= Aim of the task =
Below are entries to be transcribed exactly; exclude the pictures from the copy.

= Records shown =

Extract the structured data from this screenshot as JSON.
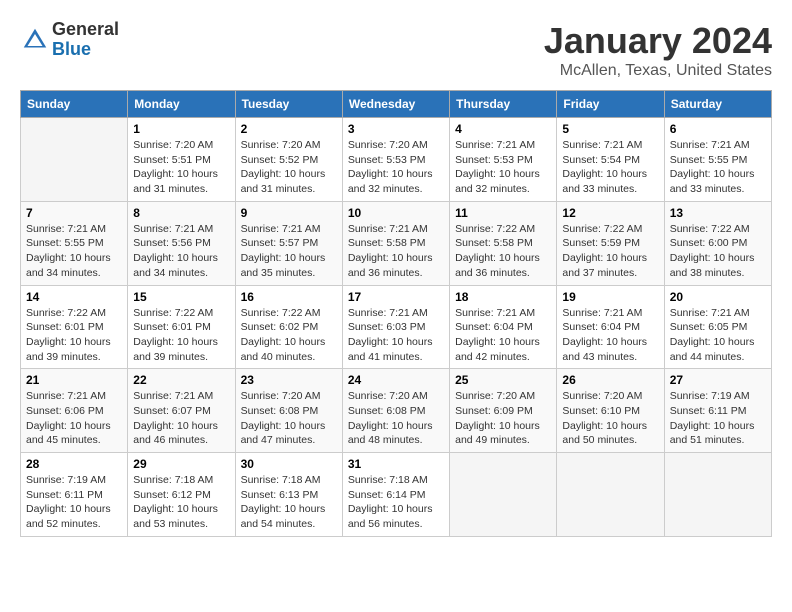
{
  "header": {
    "logo_general": "General",
    "logo_blue": "Blue",
    "month_title": "January 2024",
    "location": "McAllen, Texas, United States"
  },
  "days_of_week": [
    "Sunday",
    "Monday",
    "Tuesday",
    "Wednesday",
    "Thursday",
    "Friday",
    "Saturday"
  ],
  "weeks": [
    [
      {
        "day": "",
        "sunrise": "",
        "sunset": "",
        "daylight": "",
        "empty": true
      },
      {
        "day": "1",
        "sunrise": "Sunrise: 7:20 AM",
        "sunset": "Sunset: 5:51 PM",
        "daylight": "Daylight: 10 hours and 31 minutes.",
        "empty": false
      },
      {
        "day": "2",
        "sunrise": "Sunrise: 7:20 AM",
        "sunset": "Sunset: 5:52 PM",
        "daylight": "Daylight: 10 hours and 31 minutes.",
        "empty": false
      },
      {
        "day": "3",
        "sunrise": "Sunrise: 7:20 AM",
        "sunset": "Sunset: 5:53 PM",
        "daylight": "Daylight: 10 hours and 32 minutes.",
        "empty": false
      },
      {
        "day": "4",
        "sunrise": "Sunrise: 7:21 AM",
        "sunset": "Sunset: 5:53 PM",
        "daylight": "Daylight: 10 hours and 32 minutes.",
        "empty": false
      },
      {
        "day": "5",
        "sunrise": "Sunrise: 7:21 AM",
        "sunset": "Sunset: 5:54 PM",
        "daylight": "Daylight: 10 hours and 33 minutes.",
        "empty": false
      },
      {
        "day": "6",
        "sunrise": "Sunrise: 7:21 AM",
        "sunset": "Sunset: 5:55 PM",
        "daylight": "Daylight: 10 hours and 33 minutes.",
        "empty": false
      }
    ],
    [
      {
        "day": "7",
        "sunrise": "Sunrise: 7:21 AM",
        "sunset": "Sunset: 5:55 PM",
        "daylight": "Daylight: 10 hours and 34 minutes.",
        "empty": false
      },
      {
        "day": "8",
        "sunrise": "Sunrise: 7:21 AM",
        "sunset": "Sunset: 5:56 PM",
        "daylight": "Daylight: 10 hours and 34 minutes.",
        "empty": false
      },
      {
        "day": "9",
        "sunrise": "Sunrise: 7:21 AM",
        "sunset": "Sunset: 5:57 PM",
        "daylight": "Daylight: 10 hours and 35 minutes.",
        "empty": false
      },
      {
        "day": "10",
        "sunrise": "Sunrise: 7:21 AM",
        "sunset": "Sunset: 5:58 PM",
        "daylight": "Daylight: 10 hours and 36 minutes.",
        "empty": false
      },
      {
        "day": "11",
        "sunrise": "Sunrise: 7:22 AM",
        "sunset": "Sunset: 5:58 PM",
        "daylight": "Daylight: 10 hours and 36 minutes.",
        "empty": false
      },
      {
        "day": "12",
        "sunrise": "Sunrise: 7:22 AM",
        "sunset": "Sunset: 5:59 PM",
        "daylight": "Daylight: 10 hours and 37 minutes.",
        "empty": false
      },
      {
        "day": "13",
        "sunrise": "Sunrise: 7:22 AM",
        "sunset": "Sunset: 6:00 PM",
        "daylight": "Daylight: 10 hours and 38 minutes.",
        "empty": false
      }
    ],
    [
      {
        "day": "14",
        "sunrise": "Sunrise: 7:22 AM",
        "sunset": "Sunset: 6:01 PM",
        "daylight": "Daylight: 10 hours and 39 minutes.",
        "empty": false
      },
      {
        "day": "15",
        "sunrise": "Sunrise: 7:22 AM",
        "sunset": "Sunset: 6:01 PM",
        "daylight": "Daylight: 10 hours and 39 minutes.",
        "empty": false
      },
      {
        "day": "16",
        "sunrise": "Sunrise: 7:22 AM",
        "sunset": "Sunset: 6:02 PM",
        "daylight": "Daylight: 10 hours and 40 minutes.",
        "empty": false
      },
      {
        "day": "17",
        "sunrise": "Sunrise: 7:21 AM",
        "sunset": "Sunset: 6:03 PM",
        "daylight": "Daylight: 10 hours and 41 minutes.",
        "empty": false
      },
      {
        "day": "18",
        "sunrise": "Sunrise: 7:21 AM",
        "sunset": "Sunset: 6:04 PM",
        "daylight": "Daylight: 10 hours and 42 minutes.",
        "empty": false
      },
      {
        "day": "19",
        "sunrise": "Sunrise: 7:21 AM",
        "sunset": "Sunset: 6:04 PM",
        "daylight": "Daylight: 10 hours and 43 minutes.",
        "empty": false
      },
      {
        "day": "20",
        "sunrise": "Sunrise: 7:21 AM",
        "sunset": "Sunset: 6:05 PM",
        "daylight": "Daylight: 10 hours and 44 minutes.",
        "empty": false
      }
    ],
    [
      {
        "day": "21",
        "sunrise": "Sunrise: 7:21 AM",
        "sunset": "Sunset: 6:06 PM",
        "daylight": "Daylight: 10 hours and 45 minutes.",
        "empty": false
      },
      {
        "day": "22",
        "sunrise": "Sunrise: 7:21 AM",
        "sunset": "Sunset: 6:07 PM",
        "daylight": "Daylight: 10 hours and 46 minutes.",
        "empty": false
      },
      {
        "day": "23",
        "sunrise": "Sunrise: 7:20 AM",
        "sunset": "Sunset: 6:08 PM",
        "daylight": "Daylight: 10 hours and 47 minutes.",
        "empty": false
      },
      {
        "day": "24",
        "sunrise": "Sunrise: 7:20 AM",
        "sunset": "Sunset: 6:08 PM",
        "daylight": "Daylight: 10 hours and 48 minutes.",
        "empty": false
      },
      {
        "day": "25",
        "sunrise": "Sunrise: 7:20 AM",
        "sunset": "Sunset: 6:09 PM",
        "daylight": "Daylight: 10 hours and 49 minutes.",
        "empty": false
      },
      {
        "day": "26",
        "sunrise": "Sunrise: 7:20 AM",
        "sunset": "Sunset: 6:10 PM",
        "daylight": "Daylight: 10 hours and 50 minutes.",
        "empty": false
      },
      {
        "day": "27",
        "sunrise": "Sunrise: 7:19 AM",
        "sunset": "Sunset: 6:11 PM",
        "daylight": "Daylight: 10 hours and 51 minutes.",
        "empty": false
      }
    ],
    [
      {
        "day": "28",
        "sunrise": "Sunrise: 7:19 AM",
        "sunset": "Sunset: 6:11 PM",
        "daylight": "Daylight: 10 hours and 52 minutes.",
        "empty": false
      },
      {
        "day": "29",
        "sunrise": "Sunrise: 7:18 AM",
        "sunset": "Sunset: 6:12 PM",
        "daylight": "Daylight: 10 hours and 53 minutes.",
        "empty": false
      },
      {
        "day": "30",
        "sunrise": "Sunrise: 7:18 AM",
        "sunset": "Sunset: 6:13 PM",
        "daylight": "Daylight: 10 hours and 54 minutes.",
        "empty": false
      },
      {
        "day": "31",
        "sunrise": "Sunrise: 7:18 AM",
        "sunset": "Sunset: 6:14 PM",
        "daylight": "Daylight: 10 hours and 56 minutes.",
        "empty": false
      },
      {
        "day": "",
        "sunrise": "",
        "sunset": "",
        "daylight": "",
        "empty": true
      },
      {
        "day": "",
        "sunrise": "",
        "sunset": "",
        "daylight": "",
        "empty": true
      },
      {
        "day": "",
        "sunrise": "",
        "sunset": "",
        "daylight": "",
        "empty": true
      }
    ]
  ]
}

= Task output =
Extract the structured data from this screenshot as JSON.
{
  "header": {
    "logo_general": "General",
    "logo_blue": "Blue",
    "month_title": "January 2024",
    "location": "McAllen, Texas, United States"
  },
  "days_of_week": [
    "Sunday",
    "Monday",
    "Tuesday",
    "Wednesday",
    "Thursday",
    "Friday",
    "Saturday"
  ],
  "weeks": [
    [
      {
        "day": "",
        "sunrise": "",
        "sunset": "",
        "daylight": "",
        "empty": true
      },
      {
        "day": "1",
        "sunrise": "Sunrise: 7:20 AM",
        "sunset": "Sunset: 5:51 PM",
        "daylight": "Daylight: 10 hours and 31 minutes.",
        "empty": false
      },
      {
        "day": "2",
        "sunrise": "Sunrise: 7:20 AM",
        "sunset": "Sunset: 5:52 PM",
        "daylight": "Daylight: 10 hours and 31 minutes.",
        "empty": false
      },
      {
        "day": "3",
        "sunrise": "Sunrise: 7:20 AM",
        "sunset": "Sunset: 5:53 PM",
        "daylight": "Daylight: 10 hours and 32 minutes.",
        "empty": false
      },
      {
        "day": "4",
        "sunrise": "Sunrise: 7:21 AM",
        "sunset": "Sunset: 5:53 PM",
        "daylight": "Daylight: 10 hours and 32 minutes.",
        "empty": false
      },
      {
        "day": "5",
        "sunrise": "Sunrise: 7:21 AM",
        "sunset": "Sunset: 5:54 PM",
        "daylight": "Daylight: 10 hours and 33 minutes.",
        "empty": false
      },
      {
        "day": "6",
        "sunrise": "Sunrise: 7:21 AM",
        "sunset": "Sunset: 5:55 PM",
        "daylight": "Daylight: 10 hours and 33 minutes.",
        "empty": false
      }
    ],
    [
      {
        "day": "7",
        "sunrise": "Sunrise: 7:21 AM",
        "sunset": "Sunset: 5:55 PM",
        "daylight": "Daylight: 10 hours and 34 minutes.",
        "empty": false
      },
      {
        "day": "8",
        "sunrise": "Sunrise: 7:21 AM",
        "sunset": "Sunset: 5:56 PM",
        "daylight": "Daylight: 10 hours and 34 minutes.",
        "empty": false
      },
      {
        "day": "9",
        "sunrise": "Sunrise: 7:21 AM",
        "sunset": "Sunset: 5:57 PM",
        "daylight": "Daylight: 10 hours and 35 minutes.",
        "empty": false
      },
      {
        "day": "10",
        "sunrise": "Sunrise: 7:21 AM",
        "sunset": "Sunset: 5:58 PM",
        "daylight": "Daylight: 10 hours and 36 minutes.",
        "empty": false
      },
      {
        "day": "11",
        "sunrise": "Sunrise: 7:22 AM",
        "sunset": "Sunset: 5:58 PM",
        "daylight": "Daylight: 10 hours and 36 minutes.",
        "empty": false
      },
      {
        "day": "12",
        "sunrise": "Sunrise: 7:22 AM",
        "sunset": "Sunset: 5:59 PM",
        "daylight": "Daylight: 10 hours and 37 minutes.",
        "empty": false
      },
      {
        "day": "13",
        "sunrise": "Sunrise: 7:22 AM",
        "sunset": "Sunset: 6:00 PM",
        "daylight": "Daylight: 10 hours and 38 minutes.",
        "empty": false
      }
    ],
    [
      {
        "day": "14",
        "sunrise": "Sunrise: 7:22 AM",
        "sunset": "Sunset: 6:01 PM",
        "daylight": "Daylight: 10 hours and 39 minutes.",
        "empty": false
      },
      {
        "day": "15",
        "sunrise": "Sunrise: 7:22 AM",
        "sunset": "Sunset: 6:01 PM",
        "daylight": "Daylight: 10 hours and 39 minutes.",
        "empty": false
      },
      {
        "day": "16",
        "sunrise": "Sunrise: 7:22 AM",
        "sunset": "Sunset: 6:02 PM",
        "daylight": "Daylight: 10 hours and 40 minutes.",
        "empty": false
      },
      {
        "day": "17",
        "sunrise": "Sunrise: 7:21 AM",
        "sunset": "Sunset: 6:03 PM",
        "daylight": "Daylight: 10 hours and 41 minutes.",
        "empty": false
      },
      {
        "day": "18",
        "sunrise": "Sunrise: 7:21 AM",
        "sunset": "Sunset: 6:04 PM",
        "daylight": "Daylight: 10 hours and 42 minutes.",
        "empty": false
      },
      {
        "day": "19",
        "sunrise": "Sunrise: 7:21 AM",
        "sunset": "Sunset: 6:04 PM",
        "daylight": "Daylight: 10 hours and 43 minutes.",
        "empty": false
      },
      {
        "day": "20",
        "sunrise": "Sunrise: 7:21 AM",
        "sunset": "Sunset: 6:05 PM",
        "daylight": "Daylight: 10 hours and 44 minutes.",
        "empty": false
      }
    ],
    [
      {
        "day": "21",
        "sunrise": "Sunrise: 7:21 AM",
        "sunset": "Sunset: 6:06 PM",
        "daylight": "Daylight: 10 hours and 45 minutes.",
        "empty": false
      },
      {
        "day": "22",
        "sunrise": "Sunrise: 7:21 AM",
        "sunset": "Sunset: 6:07 PM",
        "daylight": "Daylight: 10 hours and 46 minutes.",
        "empty": false
      },
      {
        "day": "23",
        "sunrise": "Sunrise: 7:20 AM",
        "sunset": "Sunset: 6:08 PM",
        "daylight": "Daylight: 10 hours and 47 minutes.",
        "empty": false
      },
      {
        "day": "24",
        "sunrise": "Sunrise: 7:20 AM",
        "sunset": "Sunset: 6:08 PM",
        "daylight": "Daylight: 10 hours and 48 minutes.",
        "empty": false
      },
      {
        "day": "25",
        "sunrise": "Sunrise: 7:20 AM",
        "sunset": "Sunset: 6:09 PM",
        "daylight": "Daylight: 10 hours and 49 minutes.",
        "empty": false
      },
      {
        "day": "26",
        "sunrise": "Sunrise: 7:20 AM",
        "sunset": "Sunset: 6:10 PM",
        "daylight": "Daylight: 10 hours and 50 minutes.",
        "empty": false
      },
      {
        "day": "27",
        "sunrise": "Sunrise: 7:19 AM",
        "sunset": "Sunset: 6:11 PM",
        "daylight": "Daylight: 10 hours and 51 minutes.",
        "empty": false
      }
    ],
    [
      {
        "day": "28",
        "sunrise": "Sunrise: 7:19 AM",
        "sunset": "Sunset: 6:11 PM",
        "daylight": "Daylight: 10 hours and 52 minutes.",
        "empty": false
      },
      {
        "day": "29",
        "sunrise": "Sunrise: 7:18 AM",
        "sunset": "Sunset: 6:12 PM",
        "daylight": "Daylight: 10 hours and 53 minutes.",
        "empty": false
      },
      {
        "day": "30",
        "sunrise": "Sunrise: 7:18 AM",
        "sunset": "Sunset: 6:13 PM",
        "daylight": "Daylight: 10 hours and 54 minutes.",
        "empty": false
      },
      {
        "day": "31",
        "sunrise": "Sunrise: 7:18 AM",
        "sunset": "Sunset: 6:14 PM",
        "daylight": "Daylight: 10 hours and 56 minutes.",
        "empty": false
      },
      {
        "day": "",
        "sunrise": "",
        "sunset": "",
        "daylight": "",
        "empty": true
      },
      {
        "day": "",
        "sunrise": "",
        "sunset": "",
        "daylight": "",
        "empty": true
      },
      {
        "day": "",
        "sunrise": "",
        "sunset": "",
        "daylight": "",
        "empty": true
      }
    ]
  ]
}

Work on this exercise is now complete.